> _Directions_
Find the string "light" in the data, then copy every line where it is found.

> _Records for the exercise_

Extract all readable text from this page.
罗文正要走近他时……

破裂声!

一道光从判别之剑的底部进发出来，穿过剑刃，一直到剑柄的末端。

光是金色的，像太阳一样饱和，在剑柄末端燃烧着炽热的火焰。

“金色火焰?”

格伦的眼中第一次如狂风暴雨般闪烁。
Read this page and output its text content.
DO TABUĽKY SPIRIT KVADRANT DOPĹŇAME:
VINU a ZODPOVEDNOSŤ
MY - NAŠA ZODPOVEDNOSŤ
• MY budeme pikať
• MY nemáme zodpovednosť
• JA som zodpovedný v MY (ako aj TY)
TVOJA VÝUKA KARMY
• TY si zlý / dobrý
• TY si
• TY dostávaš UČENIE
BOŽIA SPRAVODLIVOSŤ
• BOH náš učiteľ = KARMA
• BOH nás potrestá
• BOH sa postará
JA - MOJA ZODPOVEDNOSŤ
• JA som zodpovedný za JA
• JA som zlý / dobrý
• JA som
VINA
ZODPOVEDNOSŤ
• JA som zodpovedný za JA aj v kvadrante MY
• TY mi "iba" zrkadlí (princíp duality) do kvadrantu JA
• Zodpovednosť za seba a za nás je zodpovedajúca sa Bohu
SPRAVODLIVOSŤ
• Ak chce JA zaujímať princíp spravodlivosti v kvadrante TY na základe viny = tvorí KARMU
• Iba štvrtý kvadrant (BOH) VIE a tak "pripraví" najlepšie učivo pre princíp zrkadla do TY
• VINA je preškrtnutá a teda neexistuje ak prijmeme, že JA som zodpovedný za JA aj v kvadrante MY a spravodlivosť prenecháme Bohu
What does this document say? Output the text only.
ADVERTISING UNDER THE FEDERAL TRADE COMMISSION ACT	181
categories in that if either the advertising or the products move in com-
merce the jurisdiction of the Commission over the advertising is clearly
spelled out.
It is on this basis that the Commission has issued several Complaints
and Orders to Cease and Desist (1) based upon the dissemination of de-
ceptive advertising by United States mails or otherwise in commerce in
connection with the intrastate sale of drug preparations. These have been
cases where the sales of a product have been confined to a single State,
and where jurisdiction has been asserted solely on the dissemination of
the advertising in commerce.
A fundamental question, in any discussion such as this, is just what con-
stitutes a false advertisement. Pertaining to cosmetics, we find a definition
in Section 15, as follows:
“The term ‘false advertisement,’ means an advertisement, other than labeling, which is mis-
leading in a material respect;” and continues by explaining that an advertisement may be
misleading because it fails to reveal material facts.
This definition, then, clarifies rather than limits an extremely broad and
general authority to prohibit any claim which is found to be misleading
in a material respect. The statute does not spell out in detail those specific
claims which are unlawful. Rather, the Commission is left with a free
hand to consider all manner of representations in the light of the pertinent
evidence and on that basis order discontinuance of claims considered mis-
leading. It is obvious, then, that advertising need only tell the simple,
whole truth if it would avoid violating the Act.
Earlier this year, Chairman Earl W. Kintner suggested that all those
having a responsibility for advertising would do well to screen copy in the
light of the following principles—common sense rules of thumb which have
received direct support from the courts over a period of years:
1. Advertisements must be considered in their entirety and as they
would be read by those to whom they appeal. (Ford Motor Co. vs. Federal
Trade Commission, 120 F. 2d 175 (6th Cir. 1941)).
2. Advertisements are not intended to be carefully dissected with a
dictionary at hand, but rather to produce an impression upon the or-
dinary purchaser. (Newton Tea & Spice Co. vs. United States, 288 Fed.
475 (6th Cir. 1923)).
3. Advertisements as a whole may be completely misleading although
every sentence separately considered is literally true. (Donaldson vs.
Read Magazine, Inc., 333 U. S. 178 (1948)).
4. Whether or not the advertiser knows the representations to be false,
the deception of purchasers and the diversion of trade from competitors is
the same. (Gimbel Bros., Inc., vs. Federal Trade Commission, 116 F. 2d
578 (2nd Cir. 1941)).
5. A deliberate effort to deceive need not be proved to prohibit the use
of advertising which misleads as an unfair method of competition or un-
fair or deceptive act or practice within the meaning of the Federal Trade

> _Answer below_
hand to consider all manner of representations in the light of the pertinent
light of the following principles—common sense rules of thumb which have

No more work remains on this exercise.